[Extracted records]
━━━━
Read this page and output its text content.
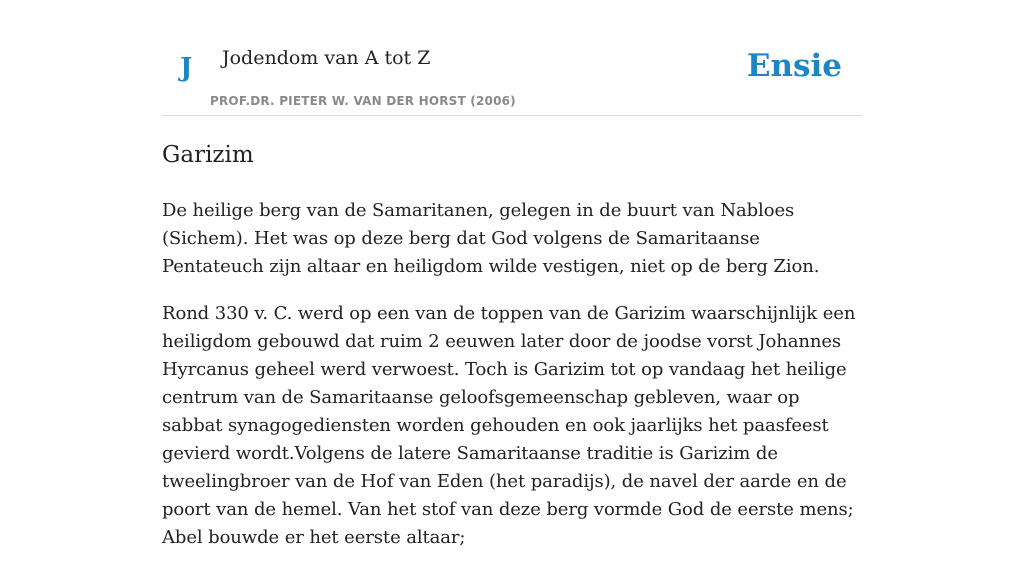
J Jodendom van A tot Z
PROF.DR. PIETER W. VAN DER HORST (2006)
Ensie
Garizim

De heilige berg van de Samaritanen, gelegen in de buurt van Nabloes (Sichem). Het was op deze berg dat God volgens de Samaritaanse Pentateuch zijn altaar en heiligdom wilde vestigen, niet op de berg Zion.

Rond 330 v. C. werd op een van de toppen van de Garizim waarschijnlijk een heiligdom gebouwd dat ruim 2 eeuwen later door de joodse vorst Johannes Hyrcanus geheel werd verwoest. Toch is Garizim tot op vandaag het heilige centrum van de Samaritaanse geloofsgemeenschap gebleven, waar op sabbat synagogediensten worden gehouden en ook jaarlijks het paasfeest gevierd wordt.Volgens de latere Samaritaanse traditie is Garizim de tweelingbroer van de Hof van Eden (het paradijs), de navel der aarde en de poort van de hemel. Van het stof van deze berg vormde God de eerste mens; Abel bouwde er het eerste altaar;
━━━━
■ Task description ■
Output each line exactly; omit every picture.

■ Task output ■
Read this page and output its text content.
J Jodendom van A tot Z
PROF.DR. PIETER W. VAN DER HORST (2006)
Ensie
Garizim

De heilige berg van de Samaritanen, gelegen in de buurt van Nabloes (Sichem). Het was op deze berg dat God volgens de Samaritaanse Pentateuch zijn altaar en heiligdom wilde vestigen, niet op de berg Zion.

Rond 330 v. C. werd op een van de toppen van de Garizim waarschijnlijk een heiligdom gebouwd dat ruim 2 eeuwen later door de joodse vorst Johannes Hyrcanus geheel werd verwoest. Toch is Garizim tot op vandaag het heilige centrum van de Samaritaanse geloofsgemeenschap gebleven, waar op sabbat synagogediensten worden gehouden en ook jaarlijks het paasfeest gevierd wordt.Volgens de latere Samaritaanse traditie is Garizim de tweelingbroer van de Hof van Eden (het paradijs), de navel der aarde en de poort van de hemel. Van het stof van deze berg vormde God de eerste mens; Abel bouwde er het eerste altaar;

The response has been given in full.